**INSTRUCTIONS FOR THE TASK:** Restate, word for word, all of the material shown below.

— Start RECORDS SUPPLIED —

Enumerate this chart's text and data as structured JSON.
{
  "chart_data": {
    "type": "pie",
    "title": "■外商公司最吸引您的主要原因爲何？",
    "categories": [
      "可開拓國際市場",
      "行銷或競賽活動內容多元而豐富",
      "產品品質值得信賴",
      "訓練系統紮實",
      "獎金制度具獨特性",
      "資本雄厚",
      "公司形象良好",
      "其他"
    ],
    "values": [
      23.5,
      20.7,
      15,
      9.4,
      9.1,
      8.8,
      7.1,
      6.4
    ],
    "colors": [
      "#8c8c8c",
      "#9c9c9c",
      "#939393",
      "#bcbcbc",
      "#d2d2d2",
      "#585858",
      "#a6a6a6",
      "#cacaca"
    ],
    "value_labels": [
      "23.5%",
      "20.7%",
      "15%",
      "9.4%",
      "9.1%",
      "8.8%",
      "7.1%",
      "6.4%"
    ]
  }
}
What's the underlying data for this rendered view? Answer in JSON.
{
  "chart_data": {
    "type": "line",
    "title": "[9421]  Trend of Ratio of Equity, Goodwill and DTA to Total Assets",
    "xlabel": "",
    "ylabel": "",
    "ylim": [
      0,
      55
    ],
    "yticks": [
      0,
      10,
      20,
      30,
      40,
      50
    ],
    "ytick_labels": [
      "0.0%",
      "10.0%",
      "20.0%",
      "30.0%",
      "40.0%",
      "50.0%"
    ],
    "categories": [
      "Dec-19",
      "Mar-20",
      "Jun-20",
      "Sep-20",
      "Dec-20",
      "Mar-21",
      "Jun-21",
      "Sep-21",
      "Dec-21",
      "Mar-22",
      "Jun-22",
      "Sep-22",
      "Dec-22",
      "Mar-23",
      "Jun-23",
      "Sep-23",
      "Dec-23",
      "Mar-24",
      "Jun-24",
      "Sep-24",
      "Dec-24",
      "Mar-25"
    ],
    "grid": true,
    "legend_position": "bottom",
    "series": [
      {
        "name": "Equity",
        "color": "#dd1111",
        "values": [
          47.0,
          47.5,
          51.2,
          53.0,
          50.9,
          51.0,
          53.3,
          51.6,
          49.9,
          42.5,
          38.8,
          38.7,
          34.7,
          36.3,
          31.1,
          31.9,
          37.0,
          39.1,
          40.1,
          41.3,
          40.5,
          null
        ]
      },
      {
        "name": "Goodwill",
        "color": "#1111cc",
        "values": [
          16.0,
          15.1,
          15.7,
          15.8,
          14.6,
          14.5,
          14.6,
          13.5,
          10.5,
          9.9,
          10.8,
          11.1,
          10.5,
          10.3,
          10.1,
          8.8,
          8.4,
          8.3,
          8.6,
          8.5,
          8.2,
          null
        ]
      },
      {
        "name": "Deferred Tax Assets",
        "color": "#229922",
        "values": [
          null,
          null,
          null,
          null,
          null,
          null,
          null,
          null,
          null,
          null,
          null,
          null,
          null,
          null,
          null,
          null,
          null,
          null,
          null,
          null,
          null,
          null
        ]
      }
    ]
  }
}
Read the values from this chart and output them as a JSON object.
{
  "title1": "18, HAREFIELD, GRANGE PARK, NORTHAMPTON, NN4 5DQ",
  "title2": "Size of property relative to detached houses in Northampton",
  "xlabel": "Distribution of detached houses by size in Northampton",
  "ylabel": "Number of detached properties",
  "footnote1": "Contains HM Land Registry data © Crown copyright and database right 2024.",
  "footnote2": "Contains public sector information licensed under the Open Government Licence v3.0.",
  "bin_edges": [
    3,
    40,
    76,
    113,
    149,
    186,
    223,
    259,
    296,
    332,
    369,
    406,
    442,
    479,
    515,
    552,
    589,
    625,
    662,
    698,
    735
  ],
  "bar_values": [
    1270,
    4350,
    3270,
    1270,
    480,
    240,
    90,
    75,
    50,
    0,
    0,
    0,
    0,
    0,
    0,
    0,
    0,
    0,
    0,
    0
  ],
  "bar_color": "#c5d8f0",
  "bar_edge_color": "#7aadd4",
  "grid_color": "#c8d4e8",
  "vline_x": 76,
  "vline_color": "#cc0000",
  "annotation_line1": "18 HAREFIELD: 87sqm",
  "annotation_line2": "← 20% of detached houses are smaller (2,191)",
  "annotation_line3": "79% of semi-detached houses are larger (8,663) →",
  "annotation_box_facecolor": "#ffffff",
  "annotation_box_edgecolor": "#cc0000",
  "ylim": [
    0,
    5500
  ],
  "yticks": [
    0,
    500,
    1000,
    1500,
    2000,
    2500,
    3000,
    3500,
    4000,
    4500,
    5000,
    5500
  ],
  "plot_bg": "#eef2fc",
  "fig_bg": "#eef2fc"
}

— End RECORDS SUPPLIED —

**EXERCISE ANSWER:**
Enumerate this chart's text and data as structured JSON.
{
  "chart_data": {
    "type": "pie",
    "title": "■外商公司最吸引您的主要原因爲何？",
    "categories": [
      "可開拓國際市場",
      "行銷或競賽活動內容多元而豐富",
      "產品品質值得信賴",
      "訓練系統紮實",
      "獎金制度具獨特性",
      "資本雄厚",
      "公司形象良好",
      "其他"
    ],
    "values": [
      23.5,
      20.7,
      15,
      9.4,
      9.1,
      8.8,
      7.1,
      6.4
    ],
    "colors": [
      "#8c8c8c",
      "#9c9c9c",
      "#939393",
      "#bcbcbc",
      "#d2d2d2",
      "#585858",
      "#a6a6a6",
      "#cacaca"
    ],
    "value_labels": [
      "23.5%",
      "20.7%",
      "15%",
      "9.4%",
      "9.1%",
      "8.8%",
      "7.1%",
      "6.4%"
    ]
  }
}
What's the underlying data for this rendered view? Answer in JSON.
{
  "chart_data": {
    "type": "line",
    "title": "[9421]  Trend of Ratio of Equity, Goodwill and DTA to Total Assets",
    "xlabel": "",
    "ylabel": "",
    "ylim": [
      0,
      55
    ],
    "yticks": [
      0,
      10,
      20,
      30,
      40,
      50
    ],
    "ytick_labels": [
      "0.0%",
      "10.0%",
      "20.0%",
      "30.0%",
      "40.0%",
      "50.0%"
    ],
    "categories": [
      "Dec-19",
      "Mar-20",
      "Jun-20",
      "Sep-20",
      "Dec-20",
      "Mar-21",
      "Jun-21",
      "Sep-21",
      "Dec-21",
      "Mar-22",
      "Jun-22",
      "Sep-22",
      "Dec-22",
      "Mar-23",
      "Jun-23",
      "Sep-23",
      "Dec-23",
      "Mar-24",
      "Jun-24",
      "Sep-24",
      "Dec-24",
      "Mar-25"
    ],
    "grid": true,
    "legend_position": "bottom",
    "series": [
      {
        "name": "Equity",
        "color": "#dd1111",
        "values": [
          47.0,
          47.5,
          51.2,
          53.0,
          50.9,
          51.0,
          53.3,
          51.6,
          49.9,
          42.5,
          38.8,
          38.7,
          34.7,
          36.3,
          31.1,
          31.9,
          37.0,
          39.1,
          40.1,
          41.3,
          40.5,
          null
        ]
      },
      {
        "name": "Goodwill",
        "color": "#1111cc",
        "values": [
          16.0,
          15.1,
          15.7,
          15.8,
          14.6,
          14.5,
          14.6,
          13.5,
          10.5,
          9.9,
          10.8,
          11.1,
          10.5,
          10.3,
          10.1,
          8.8,
          8.4,
          8.3,
          8.6,
          8.5,
          8.2,
          null
        ]
      },
      {
        "name": "Deferred Tax Assets",
        "color": "#229922",
        "values": [
          null,
          null,
          null,
          null,
          null,
          null,
          null,
          null,
          null,
          null,
          null,
          null,
          null,
          null,
          null,
          null,
          null,
          null,
          null,
          null,
          null,
          null
        ]
      }
    ]
  }
}
Read the values from this chart and output them as a JSON object.
{
  "title1": "18, HAREFIELD, GRANGE PARK, NORTHAMPTON, NN4 5DQ",
  "title2": "Size of property relative to detached houses in Northampton",
  "xlabel": "Distribution of detached houses by size in Northampton",
  "ylabel": "Number of detached properties",
  "footnote1": "Contains HM Land Registry data © Crown copyright and database right 2024.",
  "footnote2": "Contains public sector information licensed under the Open Government Licence v3.0.",
  "bin_edges": [
    3,
    40,
    76,
    113,
    149,
    186,
    223,
    259,
    296,
    332,
    369,
    406,
    442,
    479,
    515,
    552,
    589,
    625,
    662,
    698,
    735
  ],
  "bar_values": [
    1270,
    4350,
    3270,
    1270,
    480,
    240,
    90,
    75,
    50,
    0,
    0,
    0,
    0,
    0,
    0,
    0,
    0,
    0,
    0,
    0
  ],
  "bar_color": "#c5d8f0",
  "bar_edge_color": "#7aadd4",
  "grid_color": "#c8d4e8",
  "vline_x": 76,
  "vline_color": "#cc0000",
  "annotation_line1": "18 HAREFIELD: 87sqm",
  "annotation_line2": "← 20% of detached houses are smaller (2,191)",
  "annotation_line3": "79% of semi-detached houses are larger (8,663) →",
  "annotation_box_facecolor": "#ffffff",
  "annotation_box_edgecolor": "#cc0000",
  "ylim": [
    0,
    5500
  ],
  "yticks": [
    0,
    500,
    1000,
    1500,
    2000,
    2500,
    3000,
    3500,
    4000,
    4500,
    5000,
    5500
  ],
  "plot_bg": "#eef2fc",
  "fig_bg": "#eef2fc"
}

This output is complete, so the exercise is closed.